Reproduce the material below with every "My Cart" swapped for "Shopping Bag", keeping everything else the same.

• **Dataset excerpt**

☆ ☆ ☆ ☆ ☆ ☆ ☆

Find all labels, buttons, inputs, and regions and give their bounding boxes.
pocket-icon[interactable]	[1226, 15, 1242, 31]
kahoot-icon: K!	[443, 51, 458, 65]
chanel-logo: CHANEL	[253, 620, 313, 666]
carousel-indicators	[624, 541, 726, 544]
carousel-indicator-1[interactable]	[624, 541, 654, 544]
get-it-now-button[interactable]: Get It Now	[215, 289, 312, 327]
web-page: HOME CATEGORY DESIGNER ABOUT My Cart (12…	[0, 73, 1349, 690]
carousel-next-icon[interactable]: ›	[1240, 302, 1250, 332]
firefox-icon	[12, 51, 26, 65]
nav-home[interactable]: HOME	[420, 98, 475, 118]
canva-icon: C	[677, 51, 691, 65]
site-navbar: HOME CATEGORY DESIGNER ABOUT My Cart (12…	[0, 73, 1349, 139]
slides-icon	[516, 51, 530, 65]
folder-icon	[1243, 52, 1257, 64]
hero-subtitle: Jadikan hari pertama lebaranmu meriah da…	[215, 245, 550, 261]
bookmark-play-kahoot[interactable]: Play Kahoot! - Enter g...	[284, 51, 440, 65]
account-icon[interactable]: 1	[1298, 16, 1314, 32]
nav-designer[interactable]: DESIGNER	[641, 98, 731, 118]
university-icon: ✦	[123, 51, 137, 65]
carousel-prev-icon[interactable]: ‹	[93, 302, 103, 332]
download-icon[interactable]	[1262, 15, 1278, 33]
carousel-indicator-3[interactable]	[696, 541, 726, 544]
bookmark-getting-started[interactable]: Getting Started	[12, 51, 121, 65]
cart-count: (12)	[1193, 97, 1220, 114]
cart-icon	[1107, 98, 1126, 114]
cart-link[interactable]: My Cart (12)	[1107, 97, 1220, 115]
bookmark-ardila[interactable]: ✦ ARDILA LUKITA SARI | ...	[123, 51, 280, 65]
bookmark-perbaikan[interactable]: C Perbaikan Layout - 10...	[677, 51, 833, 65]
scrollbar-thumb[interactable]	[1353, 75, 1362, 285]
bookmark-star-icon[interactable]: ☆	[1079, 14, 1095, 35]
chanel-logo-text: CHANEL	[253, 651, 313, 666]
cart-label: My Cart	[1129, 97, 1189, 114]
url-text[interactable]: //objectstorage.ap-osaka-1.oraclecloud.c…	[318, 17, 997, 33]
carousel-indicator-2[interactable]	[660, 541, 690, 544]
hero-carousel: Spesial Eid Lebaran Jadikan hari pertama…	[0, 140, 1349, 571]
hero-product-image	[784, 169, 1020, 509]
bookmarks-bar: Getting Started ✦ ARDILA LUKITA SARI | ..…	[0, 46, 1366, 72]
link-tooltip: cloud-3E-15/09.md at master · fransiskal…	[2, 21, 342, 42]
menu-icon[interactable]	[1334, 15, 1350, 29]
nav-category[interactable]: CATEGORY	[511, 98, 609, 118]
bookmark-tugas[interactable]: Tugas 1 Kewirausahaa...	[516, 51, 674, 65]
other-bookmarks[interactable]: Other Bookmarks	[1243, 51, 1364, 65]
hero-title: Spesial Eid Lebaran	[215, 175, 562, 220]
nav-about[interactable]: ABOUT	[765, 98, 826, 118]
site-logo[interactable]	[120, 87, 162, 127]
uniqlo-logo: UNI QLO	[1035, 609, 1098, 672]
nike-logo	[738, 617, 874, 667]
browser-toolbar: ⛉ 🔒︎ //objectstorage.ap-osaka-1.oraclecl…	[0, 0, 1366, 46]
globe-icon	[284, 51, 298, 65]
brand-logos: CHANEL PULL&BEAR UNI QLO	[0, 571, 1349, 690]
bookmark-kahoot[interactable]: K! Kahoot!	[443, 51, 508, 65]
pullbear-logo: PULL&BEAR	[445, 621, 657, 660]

☆ ☆ ☆ ☆ ☆ ☆ ☆

• **Response for this exercise**
Find all labels, buttons, inputs, and regions and give their bounding boxes.
pocket-icon[interactable]	[1226, 15, 1242, 31]
kahoot-icon: K!	[443, 51, 458, 65]
chanel-logo: CHANEL	[253, 620, 313, 666]
carousel-indicators	[624, 541, 726, 544]
carousel-indicator-1[interactable]	[624, 541, 654, 544]
get-it-now-button[interactable]: Get It Now	[215, 289, 312, 327]
web-page: HOME CATEGORY DESIGNER ABOUT Shopping Bag (12…	[0, 73, 1349, 690]
carousel-next-icon[interactable]: ›	[1240, 302, 1250, 332]
firefox-icon	[12, 51, 26, 65]
nav-home[interactable]: HOME	[420, 98, 475, 118]
canva-icon: C	[677, 51, 691, 65]
site-navbar: HOME CATEGORY DESIGNER ABOUT Shopping Bag (12…	[0, 73, 1349, 139]
slides-icon	[516, 51, 530, 65]
folder-icon	[1243, 52, 1257, 64]
hero-subtitle: Jadikan hari pertama lebaranmu meriah da…	[215, 245, 550, 261]
bookmark-play-kahoot[interactable]: Play Kahoot! - Enter g...	[284, 51, 440, 65]
account-icon[interactable]: 1	[1298, 16, 1314, 32]
nav-designer[interactable]: DESIGNER	[641, 98, 731, 118]
university-icon: ✦	[123, 51, 137, 65]
carousel-prev-icon[interactable]: ‹	[93, 302, 103, 332]
download-icon[interactable]	[1262, 15, 1278, 33]
carousel-indicator-3[interactable]	[696, 541, 726, 544]
bookmark-getting-started[interactable]: Getting Started	[12, 51, 121, 65]
cart-count: (12)	[1193, 97, 1220, 114]
cart-icon	[1107, 98, 1126, 114]
cart-link[interactable]: Shopping Bag (12)	[1107, 97, 1220, 115]
bookmark-ardila[interactable]: ✦ ARDILA LUKITA SARI | ...	[123, 51, 280, 65]
bookmark-perbaikan[interactable]: C Perbaikan Layout - 10...	[677, 51, 833, 65]
scrollbar-thumb[interactable]	[1353, 75, 1362, 285]
bookmark-star-icon[interactable]: ☆	[1079, 14, 1095, 35]
chanel-logo-text: CHANEL	[253, 651, 313, 666]
cart-label: Shopping Bag	[1129, 97, 1189, 114]
url-text[interactable]: //objectstorage.ap-osaka-1.oraclecloud.c…	[318, 17, 997, 33]
carousel-indicator-2[interactable]	[660, 541, 690, 544]
hero-carousel: Spesial Eid Lebaran Jadikan hari pertama…	[0, 140, 1349, 571]
hero-product-image	[784, 169, 1020, 509]
bookmarks-bar: Getting Started ✦ ARDILA LUKITA SARI | ..…	[0, 46, 1366, 72]
link-tooltip: cloud-3E-15/09.md at master · fransiskal…	[2, 21, 342, 42]
menu-icon[interactable]	[1334, 15, 1350, 29]
nav-category[interactable]: CATEGORY	[511, 98, 609, 118]
bookmark-tugas[interactable]: Tugas 1 Kewirausahaa...	[516, 51, 674, 65]
other-bookmarks[interactable]: Other Bookmarks	[1243, 51, 1364, 65]
hero-title: Spesial Eid Lebaran	[215, 175, 562, 220]
nav-about[interactable]: ABOUT	[765, 98, 826, 118]
site-logo[interactable]	[120, 87, 162, 127]
uniqlo-logo: UNI QLO	[1035, 609, 1098, 672]
nike-logo	[738, 617, 874, 667]
browser-toolbar: ⛉ 🔒︎ //objectstorage.ap-osaka-1.oraclecl…	[0, 0, 1366, 46]
globe-icon	[284, 51, 298, 65]
brand-logos: CHANEL PULL&BEAR UNI QLO	[0, 571, 1349, 690]
bookmark-kahoot[interactable]: K! Kahoot!	[443, 51, 508, 65]
pullbear-logo: PULL&BEAR	[445, 621, 657, 660]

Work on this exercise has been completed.